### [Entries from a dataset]
[Start]

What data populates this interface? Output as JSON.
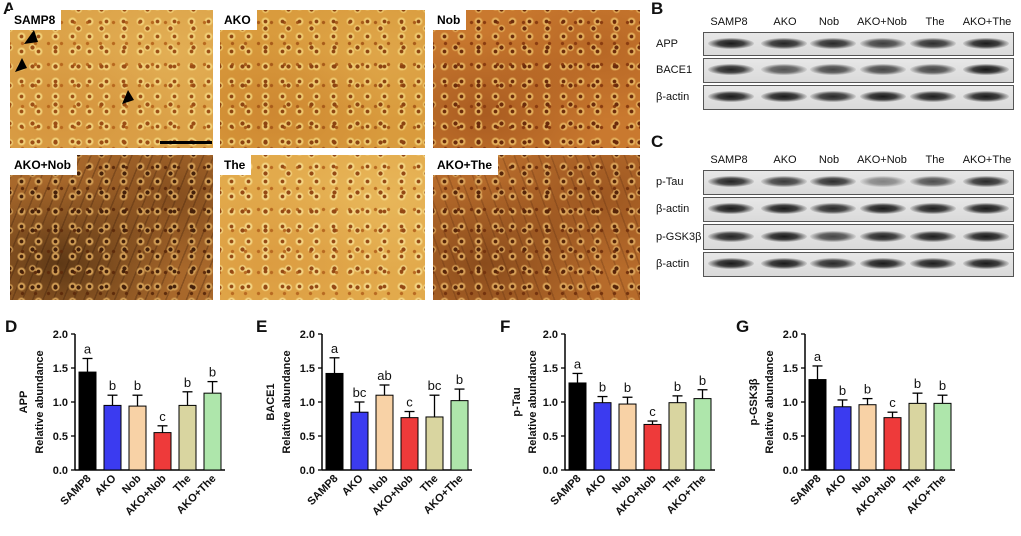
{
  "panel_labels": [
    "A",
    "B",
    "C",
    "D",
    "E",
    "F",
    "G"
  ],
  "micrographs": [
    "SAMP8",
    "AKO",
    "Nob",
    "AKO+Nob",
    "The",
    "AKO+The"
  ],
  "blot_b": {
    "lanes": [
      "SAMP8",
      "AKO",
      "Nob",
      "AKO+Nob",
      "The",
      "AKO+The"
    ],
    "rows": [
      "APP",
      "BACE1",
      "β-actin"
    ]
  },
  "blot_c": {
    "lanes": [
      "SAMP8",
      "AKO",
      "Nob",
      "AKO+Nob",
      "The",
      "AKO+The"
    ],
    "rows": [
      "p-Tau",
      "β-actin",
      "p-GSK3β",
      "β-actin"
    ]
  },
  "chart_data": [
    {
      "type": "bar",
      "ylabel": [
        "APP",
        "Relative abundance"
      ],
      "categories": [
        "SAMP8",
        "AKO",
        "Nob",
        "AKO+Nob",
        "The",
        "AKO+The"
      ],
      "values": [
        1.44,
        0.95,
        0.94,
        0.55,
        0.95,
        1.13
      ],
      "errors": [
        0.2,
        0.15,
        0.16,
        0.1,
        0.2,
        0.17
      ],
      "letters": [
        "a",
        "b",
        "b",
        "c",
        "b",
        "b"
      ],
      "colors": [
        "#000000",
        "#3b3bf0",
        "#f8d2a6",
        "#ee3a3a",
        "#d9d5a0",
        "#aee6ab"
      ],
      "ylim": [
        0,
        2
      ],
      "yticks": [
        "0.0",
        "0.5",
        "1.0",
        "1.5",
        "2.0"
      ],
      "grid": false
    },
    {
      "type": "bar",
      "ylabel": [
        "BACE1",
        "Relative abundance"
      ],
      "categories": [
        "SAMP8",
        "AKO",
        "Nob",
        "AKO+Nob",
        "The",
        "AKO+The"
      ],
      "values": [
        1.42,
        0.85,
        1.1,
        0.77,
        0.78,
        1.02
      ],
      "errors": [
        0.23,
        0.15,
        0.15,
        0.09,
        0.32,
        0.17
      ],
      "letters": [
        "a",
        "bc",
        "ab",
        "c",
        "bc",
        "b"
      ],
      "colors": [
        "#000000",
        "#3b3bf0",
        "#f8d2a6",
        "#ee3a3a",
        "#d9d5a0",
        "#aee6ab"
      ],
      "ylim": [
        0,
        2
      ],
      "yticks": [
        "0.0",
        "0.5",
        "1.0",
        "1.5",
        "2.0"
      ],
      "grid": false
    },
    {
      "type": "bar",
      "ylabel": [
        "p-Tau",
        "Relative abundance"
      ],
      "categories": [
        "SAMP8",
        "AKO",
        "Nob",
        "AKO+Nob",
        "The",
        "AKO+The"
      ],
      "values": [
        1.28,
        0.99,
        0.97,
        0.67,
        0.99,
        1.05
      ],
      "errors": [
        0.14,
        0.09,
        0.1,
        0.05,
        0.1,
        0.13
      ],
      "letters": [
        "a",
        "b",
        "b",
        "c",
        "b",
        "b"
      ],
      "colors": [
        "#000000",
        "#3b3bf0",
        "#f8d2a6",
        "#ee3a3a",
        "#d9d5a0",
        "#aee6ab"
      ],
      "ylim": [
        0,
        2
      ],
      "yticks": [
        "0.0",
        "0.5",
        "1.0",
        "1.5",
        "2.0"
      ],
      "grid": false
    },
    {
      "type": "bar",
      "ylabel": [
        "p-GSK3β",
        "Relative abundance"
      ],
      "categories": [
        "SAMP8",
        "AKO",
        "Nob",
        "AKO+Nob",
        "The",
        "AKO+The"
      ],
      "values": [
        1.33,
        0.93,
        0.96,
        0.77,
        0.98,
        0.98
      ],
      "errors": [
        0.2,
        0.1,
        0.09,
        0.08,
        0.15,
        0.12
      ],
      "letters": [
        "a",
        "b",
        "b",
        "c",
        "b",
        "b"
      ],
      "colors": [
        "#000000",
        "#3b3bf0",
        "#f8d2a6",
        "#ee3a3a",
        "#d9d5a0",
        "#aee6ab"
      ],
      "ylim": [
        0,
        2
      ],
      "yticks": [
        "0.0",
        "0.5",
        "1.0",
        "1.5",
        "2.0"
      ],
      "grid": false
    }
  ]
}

[End]
[Start]

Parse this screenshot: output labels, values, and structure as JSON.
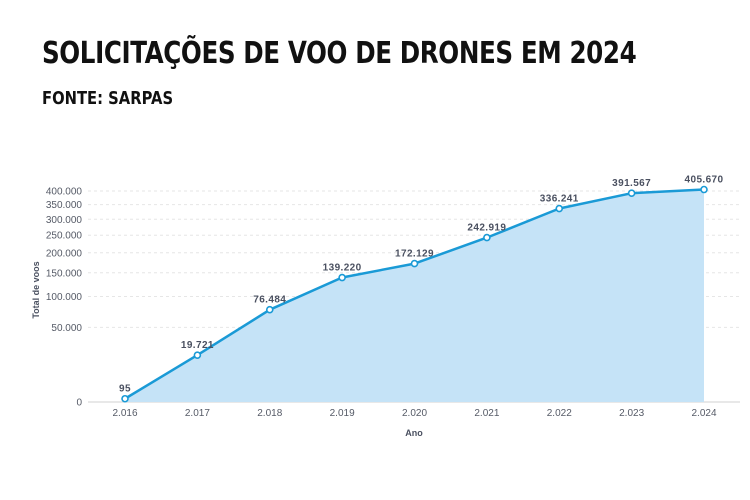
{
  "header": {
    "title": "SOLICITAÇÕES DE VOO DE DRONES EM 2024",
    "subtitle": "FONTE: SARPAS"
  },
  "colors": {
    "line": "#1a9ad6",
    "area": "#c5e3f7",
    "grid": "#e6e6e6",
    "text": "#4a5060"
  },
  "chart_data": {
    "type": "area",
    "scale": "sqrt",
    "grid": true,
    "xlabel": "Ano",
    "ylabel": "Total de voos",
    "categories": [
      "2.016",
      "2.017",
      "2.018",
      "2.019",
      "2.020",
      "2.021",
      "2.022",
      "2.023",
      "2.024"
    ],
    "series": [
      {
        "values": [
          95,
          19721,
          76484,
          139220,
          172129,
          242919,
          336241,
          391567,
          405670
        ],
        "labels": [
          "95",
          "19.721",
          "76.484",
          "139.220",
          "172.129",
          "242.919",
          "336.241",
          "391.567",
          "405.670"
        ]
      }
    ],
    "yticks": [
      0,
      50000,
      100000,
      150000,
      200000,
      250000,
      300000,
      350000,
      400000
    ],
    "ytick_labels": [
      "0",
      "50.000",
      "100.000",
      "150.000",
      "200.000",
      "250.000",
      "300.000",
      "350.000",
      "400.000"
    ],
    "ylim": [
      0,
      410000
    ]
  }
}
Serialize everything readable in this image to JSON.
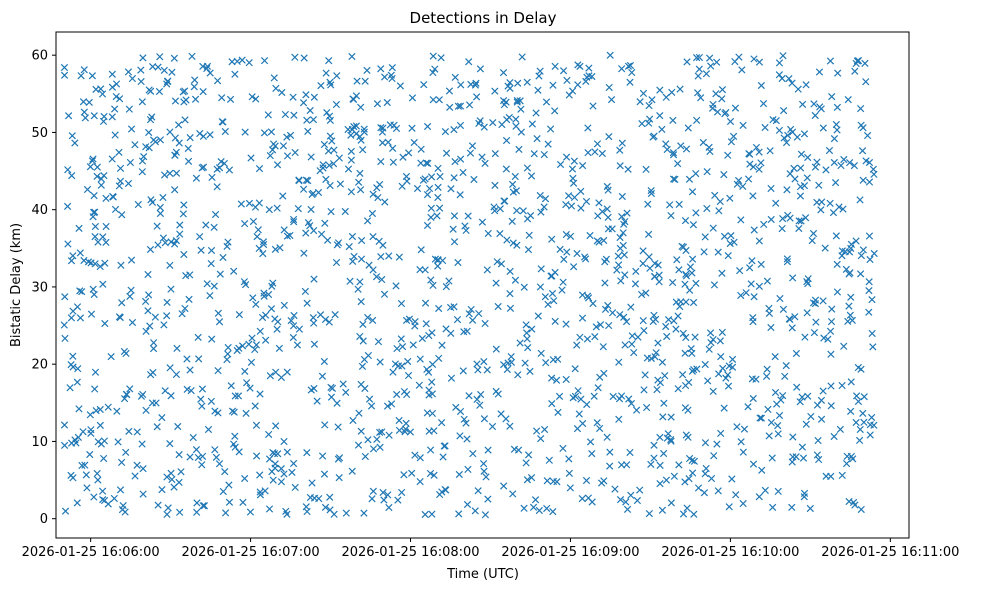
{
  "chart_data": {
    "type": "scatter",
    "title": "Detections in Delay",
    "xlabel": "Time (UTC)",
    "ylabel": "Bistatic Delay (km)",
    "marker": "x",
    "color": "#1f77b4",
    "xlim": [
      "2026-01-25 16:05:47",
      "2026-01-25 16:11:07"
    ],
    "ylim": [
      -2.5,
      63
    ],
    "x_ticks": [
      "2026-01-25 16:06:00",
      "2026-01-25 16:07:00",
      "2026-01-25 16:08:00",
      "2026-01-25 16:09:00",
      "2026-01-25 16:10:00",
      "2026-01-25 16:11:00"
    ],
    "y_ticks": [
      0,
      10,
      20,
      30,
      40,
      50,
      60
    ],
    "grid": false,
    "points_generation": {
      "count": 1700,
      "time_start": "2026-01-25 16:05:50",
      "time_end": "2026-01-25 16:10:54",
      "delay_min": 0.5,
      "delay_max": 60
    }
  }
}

[End]
[Start]

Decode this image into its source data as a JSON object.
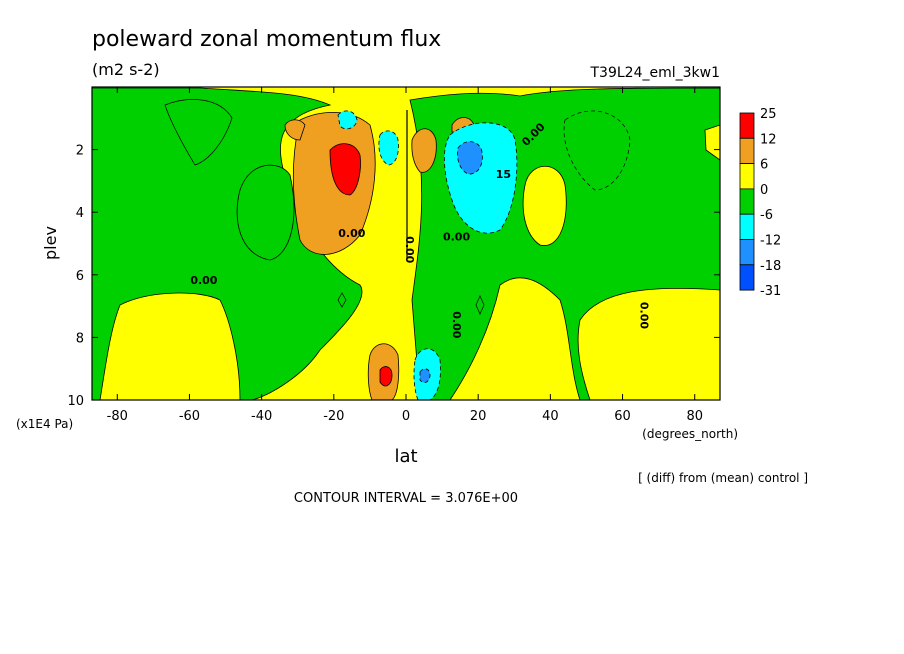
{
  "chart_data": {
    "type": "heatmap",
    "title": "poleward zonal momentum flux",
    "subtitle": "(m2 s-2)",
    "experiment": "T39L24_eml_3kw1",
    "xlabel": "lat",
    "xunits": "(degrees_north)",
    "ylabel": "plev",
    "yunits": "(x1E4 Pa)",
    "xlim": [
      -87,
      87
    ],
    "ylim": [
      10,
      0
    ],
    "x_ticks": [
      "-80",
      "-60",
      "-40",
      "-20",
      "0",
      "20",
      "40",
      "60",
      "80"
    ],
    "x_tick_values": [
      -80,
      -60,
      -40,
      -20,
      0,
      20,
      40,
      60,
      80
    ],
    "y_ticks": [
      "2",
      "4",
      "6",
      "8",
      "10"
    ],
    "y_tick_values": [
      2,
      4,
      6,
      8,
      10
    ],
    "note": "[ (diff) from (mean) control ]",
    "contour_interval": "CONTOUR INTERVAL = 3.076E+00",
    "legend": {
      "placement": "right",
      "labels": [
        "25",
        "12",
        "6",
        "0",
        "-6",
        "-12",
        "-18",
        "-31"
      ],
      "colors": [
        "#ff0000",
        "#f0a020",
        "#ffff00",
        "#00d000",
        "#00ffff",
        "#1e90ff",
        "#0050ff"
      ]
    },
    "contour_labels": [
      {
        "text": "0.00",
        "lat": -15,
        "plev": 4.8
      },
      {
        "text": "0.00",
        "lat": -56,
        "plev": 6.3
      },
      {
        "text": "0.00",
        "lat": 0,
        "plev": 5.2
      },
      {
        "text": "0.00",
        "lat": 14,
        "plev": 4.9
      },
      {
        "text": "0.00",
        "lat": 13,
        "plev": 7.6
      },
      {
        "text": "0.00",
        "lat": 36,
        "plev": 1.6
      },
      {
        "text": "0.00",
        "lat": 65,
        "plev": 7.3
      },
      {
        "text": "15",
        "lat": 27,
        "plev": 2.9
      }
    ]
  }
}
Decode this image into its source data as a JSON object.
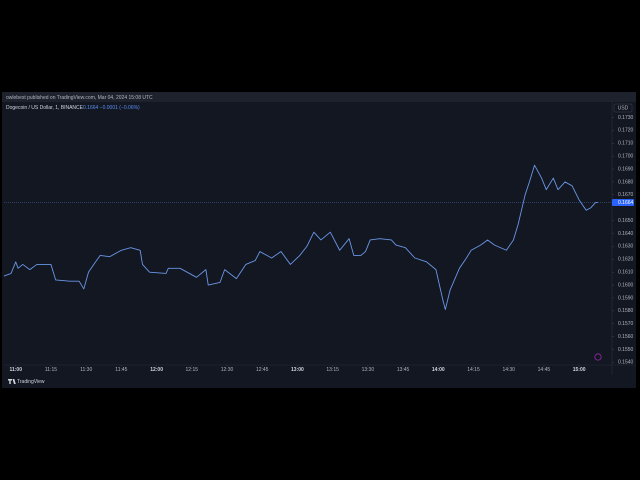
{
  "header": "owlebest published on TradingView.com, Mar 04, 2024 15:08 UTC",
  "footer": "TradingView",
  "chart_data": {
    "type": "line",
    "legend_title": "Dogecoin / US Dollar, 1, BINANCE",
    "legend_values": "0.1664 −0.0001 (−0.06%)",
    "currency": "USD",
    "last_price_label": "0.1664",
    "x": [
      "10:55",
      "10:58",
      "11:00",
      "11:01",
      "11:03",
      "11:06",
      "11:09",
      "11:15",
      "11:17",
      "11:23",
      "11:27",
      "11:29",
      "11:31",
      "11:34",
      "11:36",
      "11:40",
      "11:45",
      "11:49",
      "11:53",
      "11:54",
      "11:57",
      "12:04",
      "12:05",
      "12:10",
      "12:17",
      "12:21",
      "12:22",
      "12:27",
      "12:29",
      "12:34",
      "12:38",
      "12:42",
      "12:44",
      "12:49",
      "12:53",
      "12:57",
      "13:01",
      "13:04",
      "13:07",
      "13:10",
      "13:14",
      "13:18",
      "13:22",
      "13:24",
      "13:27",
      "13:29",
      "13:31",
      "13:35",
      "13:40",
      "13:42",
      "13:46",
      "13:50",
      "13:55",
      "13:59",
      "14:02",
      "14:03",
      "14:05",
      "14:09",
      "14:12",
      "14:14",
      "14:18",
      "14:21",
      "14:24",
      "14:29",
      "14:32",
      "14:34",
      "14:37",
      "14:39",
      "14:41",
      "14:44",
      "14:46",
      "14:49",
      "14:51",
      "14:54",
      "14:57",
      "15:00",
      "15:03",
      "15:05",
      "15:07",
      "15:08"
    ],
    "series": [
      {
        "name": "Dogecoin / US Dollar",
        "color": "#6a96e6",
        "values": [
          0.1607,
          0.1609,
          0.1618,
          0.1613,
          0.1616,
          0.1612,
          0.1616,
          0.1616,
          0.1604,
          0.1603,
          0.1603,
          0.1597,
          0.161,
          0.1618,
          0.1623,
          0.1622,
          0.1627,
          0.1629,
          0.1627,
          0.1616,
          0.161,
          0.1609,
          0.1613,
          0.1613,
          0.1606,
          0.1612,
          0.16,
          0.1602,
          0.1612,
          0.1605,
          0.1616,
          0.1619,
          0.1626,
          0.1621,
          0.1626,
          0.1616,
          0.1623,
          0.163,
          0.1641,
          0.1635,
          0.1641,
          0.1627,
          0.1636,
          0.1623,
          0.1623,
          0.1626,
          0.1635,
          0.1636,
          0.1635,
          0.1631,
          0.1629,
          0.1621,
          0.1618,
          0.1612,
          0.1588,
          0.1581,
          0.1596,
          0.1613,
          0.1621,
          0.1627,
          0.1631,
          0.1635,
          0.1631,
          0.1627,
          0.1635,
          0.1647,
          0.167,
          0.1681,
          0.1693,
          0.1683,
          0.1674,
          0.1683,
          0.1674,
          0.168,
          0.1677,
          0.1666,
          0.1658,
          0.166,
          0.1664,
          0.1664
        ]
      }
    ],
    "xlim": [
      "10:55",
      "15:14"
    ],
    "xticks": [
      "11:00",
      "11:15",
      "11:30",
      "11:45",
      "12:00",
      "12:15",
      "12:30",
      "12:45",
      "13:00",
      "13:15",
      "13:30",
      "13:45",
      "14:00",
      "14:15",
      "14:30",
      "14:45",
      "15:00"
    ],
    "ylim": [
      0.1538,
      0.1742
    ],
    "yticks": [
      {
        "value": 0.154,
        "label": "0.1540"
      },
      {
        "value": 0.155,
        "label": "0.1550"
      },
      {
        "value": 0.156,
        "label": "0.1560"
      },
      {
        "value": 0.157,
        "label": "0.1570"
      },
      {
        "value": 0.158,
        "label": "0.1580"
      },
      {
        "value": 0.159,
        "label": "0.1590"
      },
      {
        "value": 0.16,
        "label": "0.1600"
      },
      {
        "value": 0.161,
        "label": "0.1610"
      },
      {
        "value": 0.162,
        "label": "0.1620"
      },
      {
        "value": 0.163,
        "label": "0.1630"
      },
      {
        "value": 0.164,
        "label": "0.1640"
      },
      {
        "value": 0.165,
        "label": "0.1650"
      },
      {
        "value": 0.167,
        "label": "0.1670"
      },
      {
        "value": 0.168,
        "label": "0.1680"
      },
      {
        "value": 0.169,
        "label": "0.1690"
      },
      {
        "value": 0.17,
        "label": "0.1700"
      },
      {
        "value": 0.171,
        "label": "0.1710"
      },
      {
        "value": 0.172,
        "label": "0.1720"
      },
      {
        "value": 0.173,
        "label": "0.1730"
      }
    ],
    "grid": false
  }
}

[End]

### [WHAT YOU SHOULD DO]
Gather each line of the listing that holds the string "plev".

### [RESPONSE FOR THIS EXERCISE]
    "ylabel": "plev",
        "plev": 4.8
        "plev": 6.3
        "plev": 5.2
        "plev": 4.9
        "plev": 7.6
        "plev": 1.6
        "plev": 7.3
        "plev": 2.9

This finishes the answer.